Excerpted passage:
**********
Butte Creek. In December 2010, a second release of crude oil occurred. RMP was not
associated with the December release.
Approximately sixty homeowners living along the path of the spill filed claims against
CPL for trespass, nuisance, negligence, and breach of contract, and sought payment of damages
caused by the June spill and the December spill. CPL settled with the Homeowners in one lump
sum. In the meantime, CPL filed a counterclaim against RMP alleging negligence, trespass,
private nuisance, and violation of the federal Oil Pollution Act (OPA). Among other damages,
CPL seeks reimbursement of some, if not all, of the settlement money on the theory that RMP
tortious actions caused the Homeowners’ damages.
ANALYSIS
RMP moves for partial summary judgment on CPL’s claim for reimbursement, asserting
that CPL’s request is a claim for contribution, which is barred by the Utah Liability Reform Act
(ULRA), Utah Code Ann. § 78B-5-820.
**********
Supplied data:
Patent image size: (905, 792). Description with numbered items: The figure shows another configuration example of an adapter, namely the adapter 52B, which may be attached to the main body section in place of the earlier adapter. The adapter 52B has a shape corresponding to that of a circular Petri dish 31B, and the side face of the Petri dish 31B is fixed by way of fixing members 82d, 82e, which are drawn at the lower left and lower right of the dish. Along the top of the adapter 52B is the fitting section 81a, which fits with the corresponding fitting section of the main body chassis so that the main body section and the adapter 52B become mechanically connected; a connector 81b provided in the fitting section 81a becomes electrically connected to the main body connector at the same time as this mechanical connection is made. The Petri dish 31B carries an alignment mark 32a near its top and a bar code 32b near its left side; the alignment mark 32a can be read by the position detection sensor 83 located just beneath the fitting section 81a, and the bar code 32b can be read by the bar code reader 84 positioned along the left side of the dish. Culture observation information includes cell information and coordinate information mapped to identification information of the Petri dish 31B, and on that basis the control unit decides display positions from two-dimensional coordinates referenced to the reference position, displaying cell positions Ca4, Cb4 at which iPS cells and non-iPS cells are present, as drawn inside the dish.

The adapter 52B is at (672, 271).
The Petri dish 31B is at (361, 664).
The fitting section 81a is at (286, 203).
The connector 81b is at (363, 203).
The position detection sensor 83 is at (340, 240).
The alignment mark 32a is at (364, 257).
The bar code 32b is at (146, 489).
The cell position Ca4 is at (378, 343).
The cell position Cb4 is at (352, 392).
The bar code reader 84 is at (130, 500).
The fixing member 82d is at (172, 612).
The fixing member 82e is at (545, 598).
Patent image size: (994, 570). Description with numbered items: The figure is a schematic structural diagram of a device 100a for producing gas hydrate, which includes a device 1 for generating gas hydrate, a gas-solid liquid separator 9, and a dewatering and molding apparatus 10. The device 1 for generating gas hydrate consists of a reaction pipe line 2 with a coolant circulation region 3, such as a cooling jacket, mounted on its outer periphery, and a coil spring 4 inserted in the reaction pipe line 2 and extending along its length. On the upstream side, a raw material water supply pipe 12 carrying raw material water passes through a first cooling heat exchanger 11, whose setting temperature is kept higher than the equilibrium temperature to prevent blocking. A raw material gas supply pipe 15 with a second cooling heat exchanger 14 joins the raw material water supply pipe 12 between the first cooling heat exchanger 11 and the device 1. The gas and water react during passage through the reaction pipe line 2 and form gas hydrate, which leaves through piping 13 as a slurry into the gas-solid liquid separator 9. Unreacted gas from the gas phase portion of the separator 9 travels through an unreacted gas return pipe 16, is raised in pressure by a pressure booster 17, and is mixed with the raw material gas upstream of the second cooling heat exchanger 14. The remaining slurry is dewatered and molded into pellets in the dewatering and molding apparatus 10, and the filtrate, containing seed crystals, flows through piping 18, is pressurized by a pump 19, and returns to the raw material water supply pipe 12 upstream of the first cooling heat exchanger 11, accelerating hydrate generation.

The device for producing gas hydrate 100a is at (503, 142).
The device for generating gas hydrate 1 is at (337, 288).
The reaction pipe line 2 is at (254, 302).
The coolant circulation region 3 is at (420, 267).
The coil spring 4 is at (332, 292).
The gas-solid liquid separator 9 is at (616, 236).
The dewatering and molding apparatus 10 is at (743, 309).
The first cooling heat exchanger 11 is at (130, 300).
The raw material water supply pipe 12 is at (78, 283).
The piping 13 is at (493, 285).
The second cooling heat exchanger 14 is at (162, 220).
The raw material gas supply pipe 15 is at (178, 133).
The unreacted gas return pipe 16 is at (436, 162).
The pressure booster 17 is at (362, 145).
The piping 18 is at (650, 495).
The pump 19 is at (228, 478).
**********
Tasks and exercises:
- 1) List every claim CPL brought against RMP in its counterclaim, as named in the oil spill excerpt.
- 2) Quote the oil spill excerpt, beginning at the words "Approximately sixty homeowners" and stopping after "Ann. § 78B-5-820.".
The rows have no connection to the oil spill excerpt.

Results of the exercise:
- 1) Negligence, trespass, private nuisance, and violation of the federal Oil Pollution Act (OPA).

- 2)
Approximately sixty homeowners living along the path of the spill filed claims against
CPL for trespass, nuisance, negligence, and breach of contract, and sought payment of damages
caused by the June spill and the December spill. CPL settled with the Homeowners in one lump
sum. In the meantime, CPL filed a counterclaim against RMP alleging negligence, trespass,
private nuisance, and violation of the federal Oil Pollution Act (OPA). Among other damages,
CPL seeks reimbursement of some, if not all, of the settlement money on the theory that RMP
tortious actions caused the Homeowners’ damages.
ANALYSIS
RMP moves for partial summary judgment on CPL’s claim for reimbursement, asserting
that CPL’s request is a claim for contribution, which is barred by the Utah Liability Reform Act
(ULRA), Utah Code Ann. § 78B-5-820.